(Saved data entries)
+++++
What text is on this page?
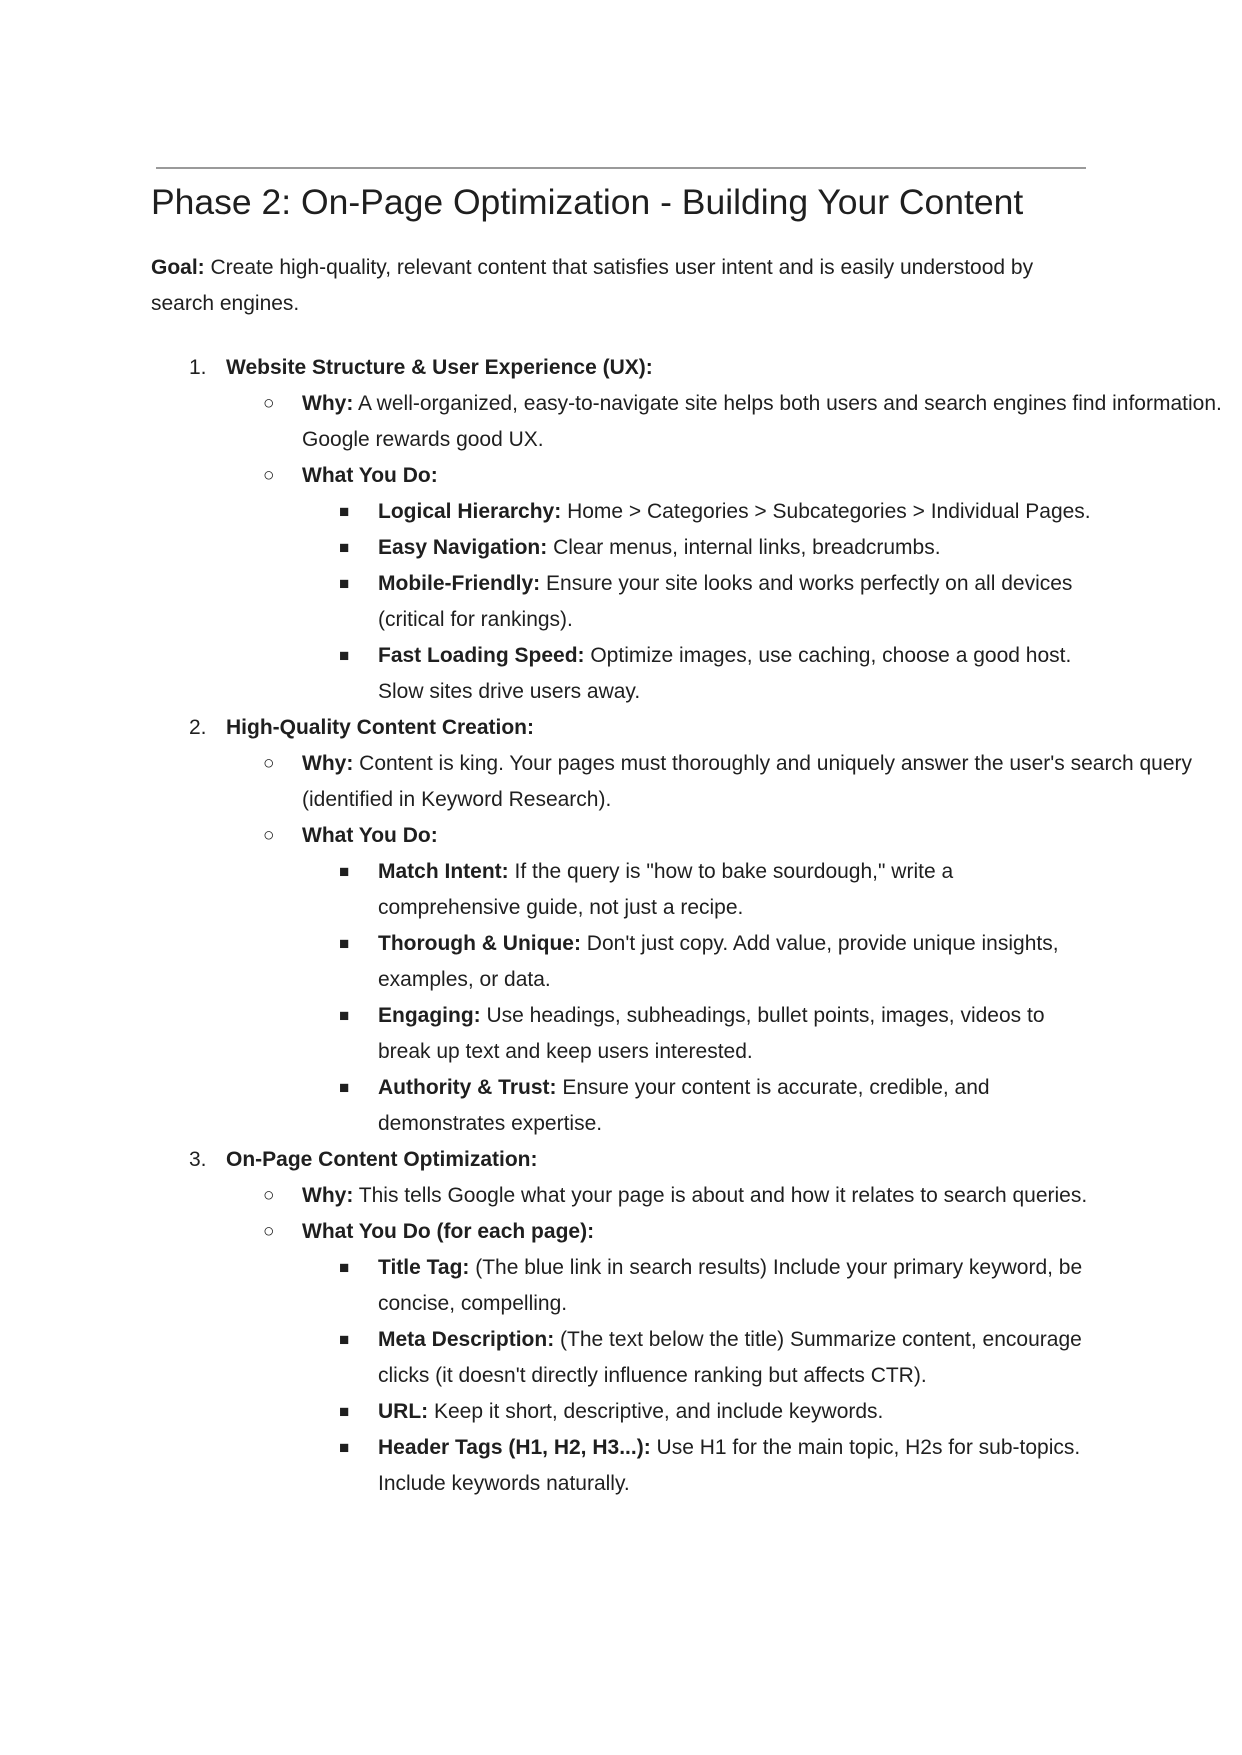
Phase 2: On-Page Optimization - Building Your Content

Goal: Create high-quality, relevant content that satisfies user intent and is easily understood by search engines.

1. Website Structure & User Experience (UX):
○ Why: A well-organized, easy-to-navigate site helps both users and search engines find information. Google rewards good UX.
○ What You Do:
■ Logical Hierarchy: Home > Categories > Subcategories > Individual Pages.
■ Easy Navigation: Clear menus, internal links, breadcrumbs.
■ Mobile-Friendly: Ensure your site looks and works perfectly on all devices (critical for rankings).
■ Fast Loading Speed: Optimize images, use caching, choose a good host. Slow sites drive users away.
2. High-Quality Content Creation:
○ Why: Content is king. Your pages must thoroughly and uniquely answer the user's search query (identified in Keyword Research).
○ What You Do:
■ Match Intent: If the query is "how to bake sourdough," write a comprehensive guide, not just a recipe.
■ Thorough & Unique: Don't just copy. Add value, provide unique insights, examples, or data.
■ Engaging: Use headings, subheadings, bullet points, images, videos to break up text and keep users interested.
■ Authority & Trust: Ensure your content is accurate, credible, and demonstrates expertise.
3. On-Page Content Optimization:
○ Why: This tells Google what your page is about and how it relates to search queries.
○ What You Do (for each page):
■ Title Tag: (The blue link in search results) Include your primary keyword, be concise, compelling.
■ Meta Description: (The text below the title) Summarize content, encourage clicks (it doesn't directly influence ranking but affects CTR).
■ URL: Keep it short, descriptive, and include keywords.
■ Header Tags (H1, H2, H3...): Use H1 for the main topic, H2s for sub-topics. Include keywords naturally.
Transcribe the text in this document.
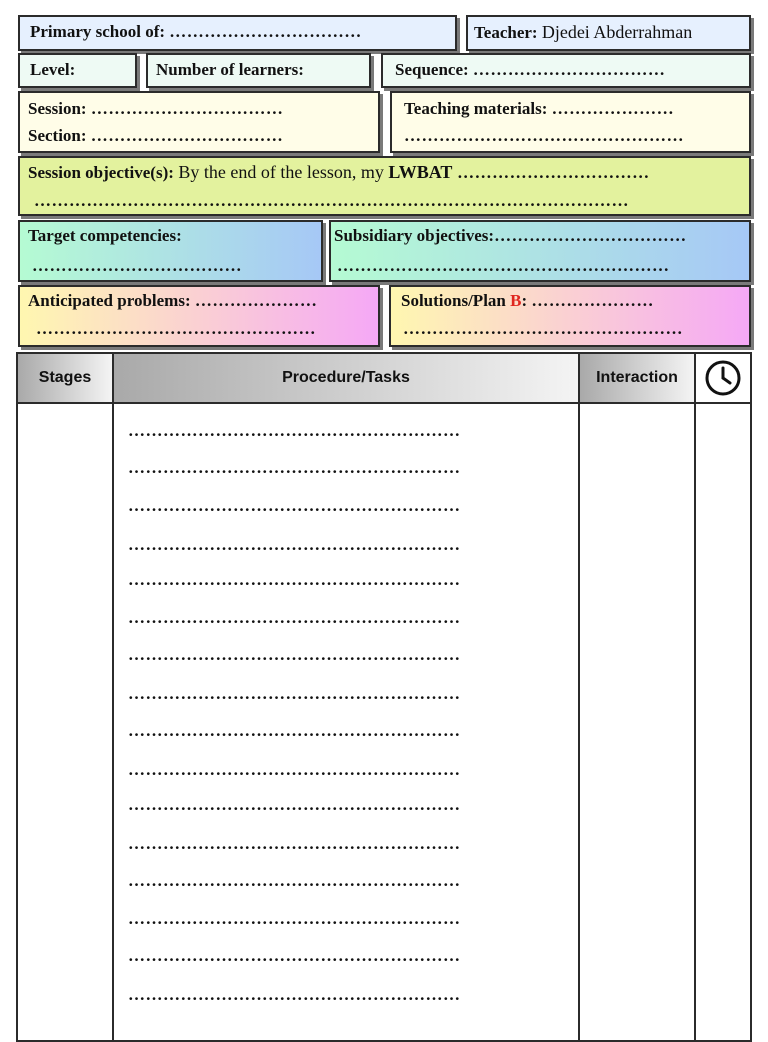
Primary school of: ……………………………	Teacher: Djedei Abderrahman
Level:	Number of learners:	Sequence: ……………………………
Session: ……………………………
Section: ……………………………
Teaching materials: …………………
…………………………………………
Session objective(s): By the end of the lesson, my LWBAT ……………………………
…………………………………………………………………………………………
Target competencies:
………………………………
Subsidiary objectives:……………………………
…………………………………………………
Anticipated problems: …………………
…………………………………………
Solutions/Plan B: …………………
…………………………………………
Stages	Procedure/Tasks	Interaction
…………………………………………………
…………………………………………………
…………………………………………………
…………………………………………………
…………………………………………………
…………………………………………………
…………………………………………………
…………………………………………………
…………………………………………………
…………………………………………………
…………………………………………………
…………………………………………………
…………………………………………………
…………………………………………………
…………………………………………………
…………………………………………………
+++++
Write out only the lines from the line containing "Transcribe the text in this document." through the end of the material above, both end lines included. Pictures are not written out.

Transcribe the text in this document.
Primary school of: ……………………………	Teacher: Djedei Abderrahman
Level:	Number of learners:	Sequence: ……………………………
Session: ……………………………
Section: ……………………………
Teaching materials: …………………
…………………………………………
Session objective(s): By the end of the lesson, my LWBAT ……………………………
…………………………………………………………………………………………
Target competencies:
………………………………
Subsidiary objectives:……………………………
…………………………………………………
Anticipated problems: …………………
…………………………………………
Solutions/Plan B: …………………
…………………………………………
Stages	Procedure/Tasks	Interaction
…………………………………………………
…………………………………………………
…………………………………………………
…………………………………………………
…………………………………………………
…………………………………………………
…………………………………………………
…………………………………………………
…………………………………………………
…………………………………………………
…………………………………………………
…………………………………………………
…………………………………………………
…………………………………………………
…………………………………………………
…………………………………………………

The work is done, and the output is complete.